(WHAT IS NEEDED) Which lines include the word "μελών"? Copy each of them.

Dataset entries:
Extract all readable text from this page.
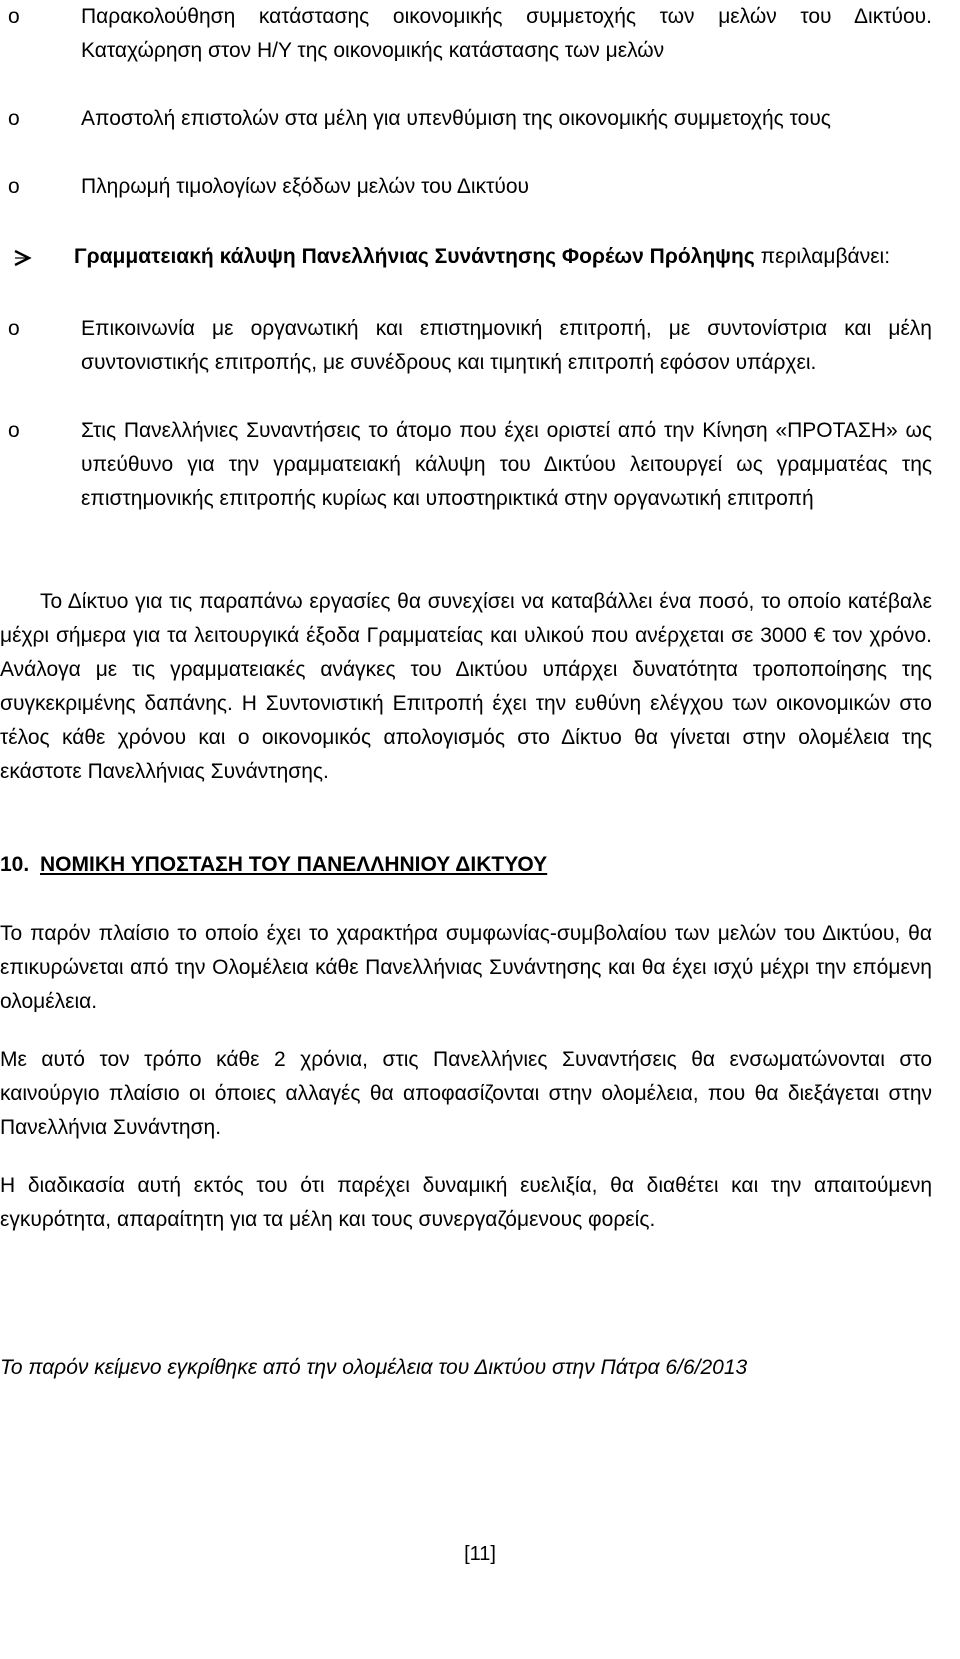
o	Παρακολούθηση κατάστασης οικονομικής συμμετοχής των μελών του Δικτύου. Καταχώρηση στον Η/Υ της οικονομικής κατάστασης των μελών
o	Αποστολή επιστολών στα μέλη για υπενθύμιση της οικονομικής συμμετοχής τους
o	Πληρωμή τιμολογίων εξόδων μελών του Δικτύου
Γραμματειακή κάλυψη Πανελλήνιας Συνάντησης Φορέων Πρόληψης περιλαμβάνει:
o	Επικοινωνία με οργανωτική και επιστημονική επιτροπή, με συντονίστρια και μέλη συντονιστικής επιτροπής, με συνέδρους και τιμητική επιτροπή εφόσον υπάρχει.
o	Στις Πανελλήνιες Συναντήσεις το άτομο που έχει οριστεί από την Κίνηση «ΠΡΟΤΑΣΗ» ως υπεύθυνο για την γραμματειακή κάλυψη του Δικτύου λειτουργεί ως γραμματέας της επιστημονικής επιτροπής κυρίως και υποστηρικτικά στην οργανωτική επιτροπή
Το Δίκτυο για τις παραπάνω εργασίες θα συνεχίσει να καταβάλλει ένα ποσό, το οποίο κατέβαλε μέχρι σήμερα για τα λειτουργικά έξοδα Γραμματείας και υλικού που ανέρχεται σε 3000 € τον χρόνο. Ανάλογα με τις γραμματειακές ανάγκες του Δικτύου υπάρχει δυνατότητα τροποποίησης της συγκεκριμένης δαπάνης. Η Συντονιστική Επιτροπή έχει την ευθύνη ελέγχου των οικονομικών στο τέλος κάθε χρόνου και ο οικονομικός απολογισμός στο Δίκτυο θα γίνεται στην ολομέλεια της εκάστοτε Πανελλήνιας Συνάντησης.
10. ΝΟΜΙΚΗ ΥΠΟΣΤΑΣΗ ΤΟΥ ΠΑΝΕΛΛΗΝΙΟΥ ΔΙΚΤΥΟΥ
Το παρόν πλαίσιο το οποίο έχει το χαρακτήρα συμφωνίας-συμβολαίου των μελών του Δικτύου, θα επικυρώνεται από την Ολομέλεια κάθε Πανελλήνιας Συνάντησης και θα έχει ισχύ μέχρι την επόμενη ολομέλεια.
Με αυτό τον τρόπο κάθε 2 χρόνια, στις Πανελλήνιες Συναντήσεις θα ενσωματώνονται στο καινούργιο πλαίσιο οι όποιες αλλαγές θα αποφασίζονται στην ολομέλεια, που θα διεξάγεται στην Πανελλήνια Συνάντηση.
Η διαδικασία αυτή εκτός του ότι παρέχει δυναμική ευελιξία, θα διαθέτει και την απαιτούμενη εγκυρότητα, απαραίτητη για τα μέλη και τους συνεργαζόμενους φορείς.
Το παρόν κείμενο εγκρίθηκε από την ολομέλεια του Δικτύου στην Πάτρα 6/6/2013
[11]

(RESULT FOR THIS EXERCISE)
o	Παρακολούθηση κατάστασης οικονομικής συμμετοχής των μελών του Δικτύου. Καταχώρηση στον Η/Υ της οικονομικής κατάστασης των μελών
o	Πληρωμή τιμολογίων εξόδων μελών του Δικτύου
Το παρόν πλαίσιο το οποίο έχει το χαρακτήρα συμφωνίας-συμβολαίου των μελών του Δικτύου, θα επικυρώνεται από την Ολομέλεια κάθε Πανελλήνιας Συνάντησης και θα έχει ισχύ μέχρι την επόμενη ολομέλεια.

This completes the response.